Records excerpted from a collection
★ ★ ★ ★ ★
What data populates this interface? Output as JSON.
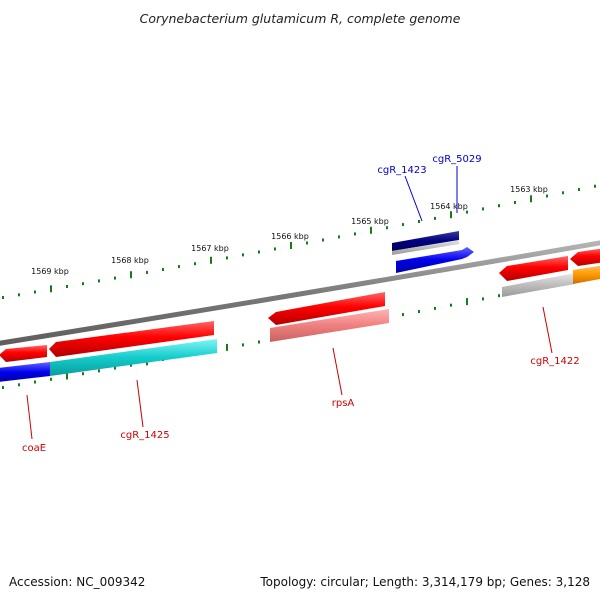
{
  "title": "Corynebacterium glutamicum R, complete genome",
  "footer": {
    "accession": "Accession: NC_009342",
    "topology": "Topology: circular; Length: 3,314,179 bp; Genes: 3,128"
  },
  "ruler_labels": [
    "1563 kbp",
    "1564 kbp",
    "1565 kbp",
    "1566 kbp",
    "1567 kbp",
    "1568 kbp",
    "1569 kbp"
  ],
  "gene_labels": {
    "cgR_1423": "cgR_1423",
    "cgR_5029": "cgR_5029",
    "cgR_1422": "cgR_1422",
    "rpsA": "rpsA",
    "cgR_1425": "cgR_1425",
    "coaE": "coaE"
  },
  "colors": {
    "outer_label": "#0000cc",
    "inner_label": "#cc0000",
    "ruler_tick": "#1a7a1a",
    "backbone": "#888888"
  }
}
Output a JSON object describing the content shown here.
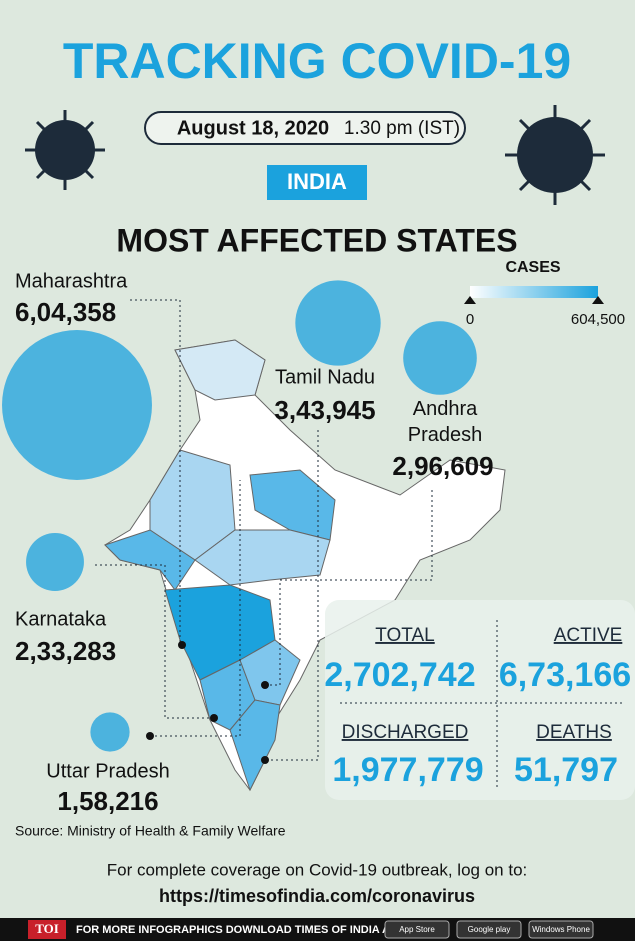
{
  "header": {
    "title": "TRACKING COVID-19",
    "date": "August 18, 2020",
    "time": "1.30 pm (IST)",
    "country": "INDIA",
    "subtitle": "MOST AFFECTED STATES"
  },
  "legend": {
    "title": "CASES",
    "min": 0,
    "max": {
      "value": 604500,
      "label": "604,500"
    }
  },
  "states": [
    {
      "name": "Maharashtra",
      "value": 604358,
      "label": "6,04,358"
    },
    {
      "name": "Tamil Nadu",
      "value": 343945,
      "label": "3,43,945"
    },
    {
      "name": "Andhra Pradesh",
      "value": 296609,
      "label": "2,96,609"
    },
    {
      "name": "Karnataka",
      "value": 233283,
      "label": "2,33,283"
    },
    {
      "name": "Uttar Pradesh",
      "value": 158216,
      "label": "1,58,216"
    }
  ],
  "stats": [
    {
      "label": "TOTAL",
      "value": "2,702,742"
    },
    {
      "label": "ACTIVE",
      "value": "6,73,166"
    },
    {
      "label": "DISCHARGED",
      "value": "1,977,779"
    },
    {
      "label": "DEATHS",
      "value": "51,797"
    }
  ],
  "source": "Source: Ministry of Health & Family Welfare",
  "footer": {
    "note": "For complete coverage on Covid-19 outbreak, log on to:",
    "url": "https://timesofindia.com/coronavirus",
    "logo": "TOI",
    "banner": "FOR MORE INFOGRAPHICS DOWNLOAD TIMES OF INDIA APP",
    "badges": [
      "App Store",
      "Google play",
      "Windows Phone"
    ]
  }
}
★ ★ ★ ★ ★
About this task |
Every last line above must be reproduced as written, and no pictures belong in the copy.

Task output |
What data populates this interface? Output as JSON.
{
  "title": "Corynebacterium glutamicum R, complete genome",
  "footer": {
    "accession": "Accession: NC_009342",
    "topology": "Topology: circular; Length: 3,314,179 bp; Genes: 3,128"
  },
  "ruler_labels": [
    "1563 kbp",
    "1564 kbp",
    "1565 kbp",
    "1566 kbp",
    "1567 kbp",
    "1568 kbp",
    "1569 kbp"
  ],
  "gene_labels": {
    "cgR_1423": "cgR_1423",
    "cgR_5029": "cgR_5029",
    "cgR_1422": "cgR_1422",
    "rpsA": "rpsA",
    "cgR_1425": "cgR_1425",
    "coaE": "coaE"
  },
  "colors": {
    "outer_label": "#0000cc",
    "inner_label": "#cc0000",
    "ruler_tick": "#1a7a1a",
    "backbone": "#888888"
  }
}
Output a JSON object describing the content shown here.
{
  "header": {
    "title": "TRACKING COVID-19",
    "date": "August 18, 2020",
    "time": "1.30 pm (IST)",
    "country": "INDIA",
    "subtitle": "MOST AFFECTED STATES"
  },
  "legend": {
    "title": "CASES",
    "min": 0,
    "max": {
      "value": 604500,
      "label": "604,500"
    }
  },
  "states": [
    {
      "name": "Maharashtra",
      "value": 604358,
      "label": "6,04,358"
    },
    {
      "name": "Tamil Nadu",
      "value": 343945,
      "label": "3,43,945"
    },
    {
      "name": "Andhra Pradesh",
      "value": 296609,
      "label": "2,96,609"
    },
    {
      "name": "Karnataka",
      "value": 233283,
      "label": "2,33,283"
    },
    {
      "name": "Uttar Pradesh",
      "value": 158216,
      "label": "1,58,216"
    }
  ],
  "stats": [
    {
      "label": "TOTAL",
      "value": "2,702,742"
    },
    {
      "label": "ACTIVE",
      "value": "6,73,166"
    },
    {
      "label": "DISCHARGED",
      "value": "1,977,779"
    },
    {
      "label": "DEATHS",
      "value": "51,797"
    }
  ],
  "source": "Source: Ministry of Health & Family Welfare",
  "footer": {
    "note": "For complete coverage on Covid-19 outbreak, log on to:",
    "url": "https://timesofindia.com/coronavirus",
    "logo": "TOI",
    "banner": "FOR MORE INFOGRAPHICS DOWNLOAD TIMES OF INDIA APP",
    "badges": [
      "App Store",
      "Google play",
      "Windows Phone"
    ]
  }
}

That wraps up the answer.